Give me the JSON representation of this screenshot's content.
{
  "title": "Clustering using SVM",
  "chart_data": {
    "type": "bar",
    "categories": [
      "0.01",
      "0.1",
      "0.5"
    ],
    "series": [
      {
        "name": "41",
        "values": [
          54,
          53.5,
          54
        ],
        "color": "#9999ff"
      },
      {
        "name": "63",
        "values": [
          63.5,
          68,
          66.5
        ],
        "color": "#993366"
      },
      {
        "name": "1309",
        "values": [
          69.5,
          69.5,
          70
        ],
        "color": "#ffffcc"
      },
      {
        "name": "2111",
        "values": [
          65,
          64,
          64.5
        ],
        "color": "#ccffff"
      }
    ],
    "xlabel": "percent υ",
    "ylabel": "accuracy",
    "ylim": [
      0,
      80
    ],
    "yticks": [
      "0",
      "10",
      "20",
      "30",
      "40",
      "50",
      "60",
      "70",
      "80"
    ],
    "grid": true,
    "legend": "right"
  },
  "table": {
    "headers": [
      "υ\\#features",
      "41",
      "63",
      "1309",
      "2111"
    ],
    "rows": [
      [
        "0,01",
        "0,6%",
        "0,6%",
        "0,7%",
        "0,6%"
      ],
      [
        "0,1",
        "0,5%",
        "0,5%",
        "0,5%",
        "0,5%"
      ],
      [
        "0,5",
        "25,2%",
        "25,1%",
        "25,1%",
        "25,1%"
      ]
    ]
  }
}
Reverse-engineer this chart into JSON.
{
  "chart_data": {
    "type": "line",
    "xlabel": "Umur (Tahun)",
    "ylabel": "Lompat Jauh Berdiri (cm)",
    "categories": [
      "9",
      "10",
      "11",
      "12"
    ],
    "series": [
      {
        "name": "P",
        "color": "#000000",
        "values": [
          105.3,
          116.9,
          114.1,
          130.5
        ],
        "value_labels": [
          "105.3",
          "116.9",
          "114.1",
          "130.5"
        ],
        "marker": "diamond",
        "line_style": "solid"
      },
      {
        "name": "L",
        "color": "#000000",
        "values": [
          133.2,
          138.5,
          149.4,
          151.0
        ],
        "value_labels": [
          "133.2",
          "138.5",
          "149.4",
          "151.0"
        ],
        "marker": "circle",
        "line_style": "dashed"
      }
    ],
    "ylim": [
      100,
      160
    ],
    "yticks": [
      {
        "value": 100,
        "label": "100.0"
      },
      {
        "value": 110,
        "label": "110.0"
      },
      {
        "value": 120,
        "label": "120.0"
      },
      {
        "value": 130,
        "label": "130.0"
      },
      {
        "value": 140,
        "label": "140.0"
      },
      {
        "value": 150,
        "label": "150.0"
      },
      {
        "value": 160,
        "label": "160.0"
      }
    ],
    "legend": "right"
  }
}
+===+
Exercise task: Copy every line that contains the string "name".

Result for this exercise:
        "name": "41",
        "name": "63",
        "name": "1309",
        "name": "2111",
        "name": "P",
        "name": "L",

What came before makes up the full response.